— Fragmento del documento —
El comandante general de Baleares, Fernando Luis Gracia Herréiz, se despidió ayer de las autoridades ibicencas ante su próximo paso a la situación de reserva tras cumplir siete años como general de división.
Tras cuatro años como comandante general de Baleares, Gracia Herréiz abandona el archipiélago balear «con una impresión muy positiva, tanto en lo personal como en lo profesional» y con el objetivo cumplido de que el ejército haya tenido «más presencia en las isla».
Nacido en Zaragoza en 1964, ingresó en la Academia General Militar en 1983, egresando en 1988. Completó 17 años de liderazgo en unidades de la Fuerza, 12 de ellos en unidades de la Legión y 5 en unidades mecanizadas. Como general de brigada fue segundo jefe del Estado Mayor/Operaciones en el Cuartel General del Eurocuerpo en Estrasburgo (Francia).
Gracia Herréiz anunció que el próximo mes de noviembre se llevará a cabo una jura de bandera civil en el paseo de Vara de Rey de Ibiza.

— Tarea A —
Según la noticia sobre Gracia Herréiz, ¿por qué se despidió de las autoridades ibicencas? Responde en una a tres oraciones.
— Tarea B —
Retoma la noticia sobre Gracia Herréiz a partir de su última oración.
Los datos no guardan relación con la noticia sobre Gracia Herréiz.

Entradas de datos almacenadas
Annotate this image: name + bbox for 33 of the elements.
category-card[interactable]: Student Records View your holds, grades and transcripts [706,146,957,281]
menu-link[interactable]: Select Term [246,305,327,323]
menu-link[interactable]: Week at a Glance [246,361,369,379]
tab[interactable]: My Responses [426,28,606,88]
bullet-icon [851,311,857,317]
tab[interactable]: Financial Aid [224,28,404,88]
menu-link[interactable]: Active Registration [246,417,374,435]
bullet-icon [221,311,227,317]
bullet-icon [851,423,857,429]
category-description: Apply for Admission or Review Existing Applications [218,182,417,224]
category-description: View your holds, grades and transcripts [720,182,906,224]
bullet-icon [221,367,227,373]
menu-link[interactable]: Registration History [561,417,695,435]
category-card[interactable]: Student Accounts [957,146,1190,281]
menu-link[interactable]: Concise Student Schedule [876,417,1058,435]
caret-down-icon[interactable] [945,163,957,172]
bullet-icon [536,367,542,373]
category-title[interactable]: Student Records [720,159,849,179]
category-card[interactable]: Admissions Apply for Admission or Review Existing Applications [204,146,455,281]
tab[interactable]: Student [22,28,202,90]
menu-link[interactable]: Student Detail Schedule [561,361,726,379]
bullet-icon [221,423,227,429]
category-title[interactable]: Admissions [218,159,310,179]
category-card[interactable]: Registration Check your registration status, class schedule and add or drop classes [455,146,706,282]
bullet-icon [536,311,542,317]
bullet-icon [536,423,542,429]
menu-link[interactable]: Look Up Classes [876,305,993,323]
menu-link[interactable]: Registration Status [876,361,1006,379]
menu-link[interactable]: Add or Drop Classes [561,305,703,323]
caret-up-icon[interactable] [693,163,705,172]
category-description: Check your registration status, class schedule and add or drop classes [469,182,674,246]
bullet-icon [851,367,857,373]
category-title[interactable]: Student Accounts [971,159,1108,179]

— Resultado del ejercicio A —
Se despidió porque está próximo a pasar a la situación de reserva, tras cumplir siete años como general de división.

— Resultado del ejercicio B —
Gracia Herréiz espera poder pasar una semana con su sucesor en el cargo para llevar a cabo el traspaso de poderes y le recomienda que «se mimetice» con la sociedad balear. El general de división agradeció a las autoridades los «cuatro años fantásticos» que ha pasado en el archipiélago balear y se disculpó «por no estar más por Ibiza, pero es por no ser pesado».
Para el todavía comandante general de Baleares, «los ciudadanos esperan que los que estamos a cargo de lo públicos nos entendamos, dejando de lado las ideologías. Si ven que hay cooperación, están más tranquilos».
En la recepción que ofreció Gracia Herréiz en el Hotel Royal Plaza participaron los alcaldes de Eivissa y Sant Antoni, Rafa Triguero y Marcos Serra, así como las tenientes de alcalde de Sant Antoni y Sant Josep, Neus Mateu y Neus Bonet, el obispo de Ibiza y Formentera, Vicent Ribas; o la directora insular de la Administración del Estado, Raquel Guasch.